--- Source data Enclosed Below ---
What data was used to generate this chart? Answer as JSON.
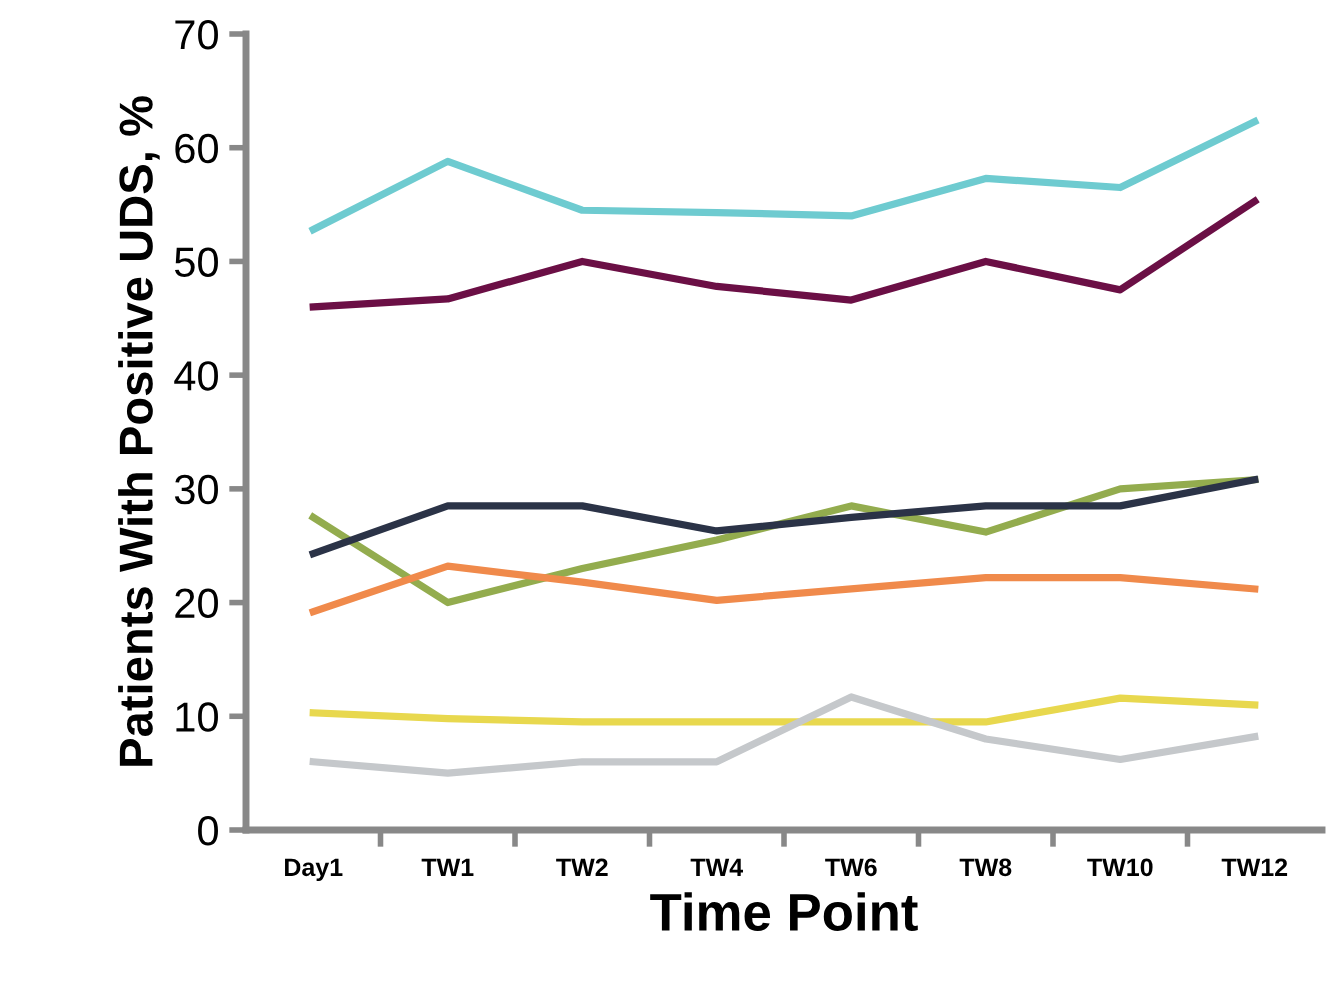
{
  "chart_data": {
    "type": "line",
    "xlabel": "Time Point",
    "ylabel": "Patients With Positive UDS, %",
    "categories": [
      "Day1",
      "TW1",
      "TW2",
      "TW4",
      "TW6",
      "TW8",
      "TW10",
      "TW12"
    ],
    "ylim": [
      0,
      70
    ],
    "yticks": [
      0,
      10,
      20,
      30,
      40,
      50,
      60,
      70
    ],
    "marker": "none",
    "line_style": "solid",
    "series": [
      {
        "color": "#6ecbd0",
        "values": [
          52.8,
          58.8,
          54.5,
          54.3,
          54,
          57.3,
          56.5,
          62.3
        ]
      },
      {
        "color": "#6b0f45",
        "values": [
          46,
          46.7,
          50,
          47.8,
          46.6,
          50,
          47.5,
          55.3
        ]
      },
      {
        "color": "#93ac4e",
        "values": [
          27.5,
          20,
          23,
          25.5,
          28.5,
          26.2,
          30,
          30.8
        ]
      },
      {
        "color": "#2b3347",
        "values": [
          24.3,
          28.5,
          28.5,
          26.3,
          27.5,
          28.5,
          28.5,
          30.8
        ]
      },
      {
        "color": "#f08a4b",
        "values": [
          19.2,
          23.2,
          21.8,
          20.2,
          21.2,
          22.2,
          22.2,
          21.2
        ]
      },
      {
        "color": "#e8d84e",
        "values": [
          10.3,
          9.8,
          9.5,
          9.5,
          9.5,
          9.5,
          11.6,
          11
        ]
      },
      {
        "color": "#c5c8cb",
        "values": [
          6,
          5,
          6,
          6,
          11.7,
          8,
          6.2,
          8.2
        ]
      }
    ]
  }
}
--- End of Enclosed Source data ---
> **Goal of the exercise**
Within the records above, determine the number of lines that hold the word "color" and return only that value.

> **Solved problem**
7